-- begin DATA EXTRACT --
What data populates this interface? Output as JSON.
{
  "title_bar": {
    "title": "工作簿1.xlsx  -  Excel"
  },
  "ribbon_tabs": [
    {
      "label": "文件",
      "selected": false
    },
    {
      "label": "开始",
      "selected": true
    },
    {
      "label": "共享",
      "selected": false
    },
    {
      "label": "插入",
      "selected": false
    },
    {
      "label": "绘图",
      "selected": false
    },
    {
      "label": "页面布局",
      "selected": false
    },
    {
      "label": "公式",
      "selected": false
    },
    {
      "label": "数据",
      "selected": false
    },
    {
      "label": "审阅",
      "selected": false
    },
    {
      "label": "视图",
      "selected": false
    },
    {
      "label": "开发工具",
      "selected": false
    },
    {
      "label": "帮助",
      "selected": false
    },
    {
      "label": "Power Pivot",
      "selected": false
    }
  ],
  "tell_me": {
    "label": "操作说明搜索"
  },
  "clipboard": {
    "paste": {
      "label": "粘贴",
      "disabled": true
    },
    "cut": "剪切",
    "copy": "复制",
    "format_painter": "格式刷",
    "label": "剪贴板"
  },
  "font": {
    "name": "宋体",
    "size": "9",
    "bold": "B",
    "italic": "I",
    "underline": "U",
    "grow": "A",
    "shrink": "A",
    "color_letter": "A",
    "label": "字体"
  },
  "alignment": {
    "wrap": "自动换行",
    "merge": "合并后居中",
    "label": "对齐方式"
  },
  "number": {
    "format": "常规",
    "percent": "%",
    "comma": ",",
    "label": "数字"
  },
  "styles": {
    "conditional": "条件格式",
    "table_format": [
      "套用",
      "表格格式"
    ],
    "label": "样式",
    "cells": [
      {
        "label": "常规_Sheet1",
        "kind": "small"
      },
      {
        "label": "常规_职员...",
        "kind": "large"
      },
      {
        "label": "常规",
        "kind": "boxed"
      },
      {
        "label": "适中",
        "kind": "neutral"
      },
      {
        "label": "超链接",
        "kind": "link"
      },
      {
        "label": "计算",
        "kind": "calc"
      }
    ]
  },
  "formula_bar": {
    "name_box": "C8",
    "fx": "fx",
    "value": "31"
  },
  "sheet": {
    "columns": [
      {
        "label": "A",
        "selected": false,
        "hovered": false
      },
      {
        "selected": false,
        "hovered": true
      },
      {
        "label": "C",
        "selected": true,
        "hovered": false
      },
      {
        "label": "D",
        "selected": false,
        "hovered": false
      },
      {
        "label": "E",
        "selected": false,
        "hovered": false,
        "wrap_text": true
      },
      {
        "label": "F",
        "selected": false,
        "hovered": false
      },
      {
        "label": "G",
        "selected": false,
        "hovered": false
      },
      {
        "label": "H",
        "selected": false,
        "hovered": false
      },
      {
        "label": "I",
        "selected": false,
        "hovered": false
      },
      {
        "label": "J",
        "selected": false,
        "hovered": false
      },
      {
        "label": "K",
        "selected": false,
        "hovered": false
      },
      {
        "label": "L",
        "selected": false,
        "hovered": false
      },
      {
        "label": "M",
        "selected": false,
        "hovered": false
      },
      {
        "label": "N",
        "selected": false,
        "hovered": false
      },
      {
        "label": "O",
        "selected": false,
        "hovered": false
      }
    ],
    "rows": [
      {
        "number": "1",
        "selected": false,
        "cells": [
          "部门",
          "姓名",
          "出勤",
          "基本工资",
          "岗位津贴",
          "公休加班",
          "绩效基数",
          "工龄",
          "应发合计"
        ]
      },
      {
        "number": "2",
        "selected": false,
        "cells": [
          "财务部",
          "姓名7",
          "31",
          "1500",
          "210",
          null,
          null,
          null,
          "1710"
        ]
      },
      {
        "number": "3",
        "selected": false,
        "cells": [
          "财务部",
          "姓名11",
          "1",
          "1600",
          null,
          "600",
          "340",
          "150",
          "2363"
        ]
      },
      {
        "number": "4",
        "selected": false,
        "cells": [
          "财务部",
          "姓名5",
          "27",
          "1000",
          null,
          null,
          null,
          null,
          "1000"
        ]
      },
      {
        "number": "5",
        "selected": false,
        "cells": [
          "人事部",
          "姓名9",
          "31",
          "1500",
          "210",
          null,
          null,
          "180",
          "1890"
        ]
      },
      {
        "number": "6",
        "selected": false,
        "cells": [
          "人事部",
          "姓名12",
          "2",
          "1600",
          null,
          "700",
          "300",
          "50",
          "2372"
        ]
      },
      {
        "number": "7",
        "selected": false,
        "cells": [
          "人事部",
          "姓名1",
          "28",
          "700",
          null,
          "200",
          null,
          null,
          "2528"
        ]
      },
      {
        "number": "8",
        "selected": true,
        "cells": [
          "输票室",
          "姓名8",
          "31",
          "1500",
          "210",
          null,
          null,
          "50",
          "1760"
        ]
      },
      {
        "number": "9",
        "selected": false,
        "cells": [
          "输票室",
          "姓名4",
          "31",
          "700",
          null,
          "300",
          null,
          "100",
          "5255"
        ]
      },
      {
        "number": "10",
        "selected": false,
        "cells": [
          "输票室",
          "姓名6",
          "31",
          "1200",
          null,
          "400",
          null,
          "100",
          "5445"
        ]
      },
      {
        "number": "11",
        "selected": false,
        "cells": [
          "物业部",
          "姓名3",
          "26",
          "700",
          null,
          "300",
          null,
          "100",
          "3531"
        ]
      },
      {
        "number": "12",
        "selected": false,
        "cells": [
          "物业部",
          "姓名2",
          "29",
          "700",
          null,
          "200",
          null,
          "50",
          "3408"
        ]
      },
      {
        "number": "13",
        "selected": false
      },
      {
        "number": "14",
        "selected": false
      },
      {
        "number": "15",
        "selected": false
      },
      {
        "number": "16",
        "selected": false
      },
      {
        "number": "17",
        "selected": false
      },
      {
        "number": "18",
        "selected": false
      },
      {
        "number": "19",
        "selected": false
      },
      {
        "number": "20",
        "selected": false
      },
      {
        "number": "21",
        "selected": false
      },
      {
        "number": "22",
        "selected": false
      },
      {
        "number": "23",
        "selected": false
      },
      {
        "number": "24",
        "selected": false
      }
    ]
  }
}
-- end DATA EXTRACT --
WHAT IS ASKED - Print every entry exactly as it appears.

ANSWER TO THE TASK -
What data populates this interface? Output as JSON.
{
  "title_bar": {
    "title": "工作簿1.xlsx  -  Excel"
  },
  "ribbon_tabs": [
    {
      "label": "文件",
      "selected": false
    },
    {
      "label": "开始",
      "selected": true
    },
    {
      "label": "共享",
      "selected": false
    },
    {
      "label": "插入",
      "selected": false
    },
    {
      "label": "绘图",
      "selected": false
    },
    {
      "label": "页面布局",
      "selected": false
    },
    {
      "label": "公式",
      "selected": false
    },
    {
      "label": "数据",
      "selected": false
    },
    {
      "label": "审阅",
      "selected": false
    },
    {
      "label": "视图",
      "selected": false
    },
    {
      "label": "开发工具",
      "selected": false
    },
    {
      "label": "帮助",
      "selected": false
    },
    {
      "label": "Power Pivot",
      "selected": false
    }
  ],
  "tell_me": {
    "label": "操作说明搜索"
  },
  "clipboard": {
    "paste": {
      "label": "粘贴",
      "disabled": true
    },
    "cut": "剪切",
    "copy": "复制",
    "format_painter": "格式刷",
    "label": "剪贴板"
  },
  "font": {
    "name": "宋体",
    "size": "9",
    "bold": "B",
    "italic": "I",
    "underline": "U",
    "grow": "A",
    "shrink": "A",
    "color_letter": "A",
    "label": "字体"
  },
  "alignment": {
    "wrap": "自动换行",
    "merge": "合并后居中",
    "label": "对齐方式"
  },
  "number": {
    "format": "常规",
    "percent": "%",
    "comma": ",",
    "label": "数字"
  },
  "styles": {
    "conditional": "条件格式",
    "table_format": [
      "套用",
      "表格格式"
    ],
    "label": "样式",
    "cells": [
      {
        "label": "常规_Sheet1",
        "kind": "small"
      },
      {
        "label": "常规_职员...",
        "kind": "large"
      },
      {
        "label": "常规",
        "kind": "boxed"
      },
      {
        "label": "适中",
        "kind": "neutral"
      },
      {
        "label": "超链接",
        "kind": "link"
      },
      {
        "label": "计算",
        "kind": "calc"
      }
    ]
  },
  "formula_bar": {
    "name_box": "C8",
    "fx": "fx",
    "value": "31"
  },
  "sheet": {
    "columns": [
      {
        "label": "A",
        "selected": false,
        "hovered": false
      },
      {
        "selected": false,
        "hovered": true
      },
      {
        "label": "C",
        "selected": true,
        "hovered": false
      },
      {
        "label": "D",
        "selected": false,
        "hovered": false
      },
      {
        "label": "E",
        "selected": false,
        "hovered": false,
        "wrap_text": true
      },
      {
        "label": "F",
        "selected": false,
        "hovered": false
      },
      {
        "label": "G",
        "selected": false,
        "hovered": false
      },
      {
        "label": "H",
        "selected": false,
        "hovered": false
      },
      {
        "label": "I",
        "selected": false,
        "hovered": false
      },
      {
        "label": "J",
        "selected": false,
        "hovered": false
      },
      {
        "label": "K",
        "selected": false,
        "hovered": false
      },
      {
        "label": "L",
        "selected": false,
        "hovered": false
      },
      {
        "label": "M",
        "selected": false,
        "hovered": false
      },
      {
        "label": "N",
        "selected": false,
        "hovered": false
      },
      {
        "label": "O",
        "selected": false,
        "hovered": false
      }
    ],
    "rows": [
      {
        "number": "1",
        "selected": false,
        "cells": [
          "部门",
          "姓名",
          "出勤",
          "基本工资",
          "岗位津贴",
          "公休加班",
          "绩效基数",
          "工龄",
          "应发合计"
        ]
      },
      {
        "number": "2",
        "selected": false,
        "cells": [
          "财务部",
          "姓名7",
          "31",
          "1500",
          "210",
          null,
          null,
          null,
          "1710"
        ]
      },
      {
        "number": "3",
        "selected": false,
        "cells": [
          "财务部",
          "姓名11",
          "1",
          "1600",
          null,
          "600",
          "340",
          "150",
          "2363"
        ]
      },
      {
        "number": "4",
        "selected": false,
        "cells": [
          "财务部",
          "姓名5",
          "27",
          "1000",
          null,
          null,
          null,
          null,
          "1000"
        ]
      },
      {
        "number": "5",
        "selected": false,
        "cells": [
          "人事部",
          "姓名9",
          "31",
          "1500",
          "210",
          null,
          null,
          "180",
          "1890"
        ]
      },
      {
        "number": "6",
        "selected": false,
        "cells": [
          "人事部",
          "姓名12",
          "2",
          "1600",
          null,
          "700",
          "300",
          "50",
          "2372"
        ]
      },
      {
        "number": "7",
        "selected": false,
        "cells": [
          "人事部",
          "姓名1",
          "28",
          "700",
          null,
          "200",
          null,
          null,
          "2528"
        ]
      },
      {
        "number": "8",
        "selected": true,
        "cells": [
          "输票室",
          "姓名8",
          "31",
          "1500",
          "210",
          null,
          null,
          "50",
          "1760"
        ]
      },
      {
        "number": "9",
        "selected": false,
        "cells": [
          "输票室",
          "姓名4",
          "31",
          "700",
          null,
          "300",
          null,
          "100",
          "5255"
        ]
      },
      {
        "number": "10",
        "selected": false,
        "cells": [
          "输票室",
          "姓名6",
          "31",
          "1200",
          null,
          "400",
          null,
          "100",
          "5445"
        ]
      },
      {
        "number": "11",
        "selected": false,
        "cells": [
          "物业部",
          "姓名3",
          "26",
          "700",
          null,
          "300",
          null,
          "100",
          "3531"
        ]
      },
      {
        "number": "12",
        "selected": false,
        "cells": [
          "物业部",
          "姓名2",
          "29",
          "700",
          null,
          "200",
          null,
          "50",
          "3408"
        ]
      },
      {
        "number": "13",
        "selected": false
      },
      {
        "number": "14",
        "selected": false
      },
      {
        "number": "15",
        "selected": false
      },
      {
        "number": "16",
        "selected": false
      },
      {
        "number": "17",
        "selected": false
      },
      {
        "number": "18",
        "selected": false
      },
      {
        "number": "19",
        "selected": false
      },
      {
        "number": "20",
        "selected": false
      },
      {
        "number": "21",
        "selected": false
      },
      {
        "number": "22",
        "selected": false
      },
      {
        "number": "23",
        "selected": false
      },
      {
        "number": "24",
        "selected": false
      }
    ]
  }
}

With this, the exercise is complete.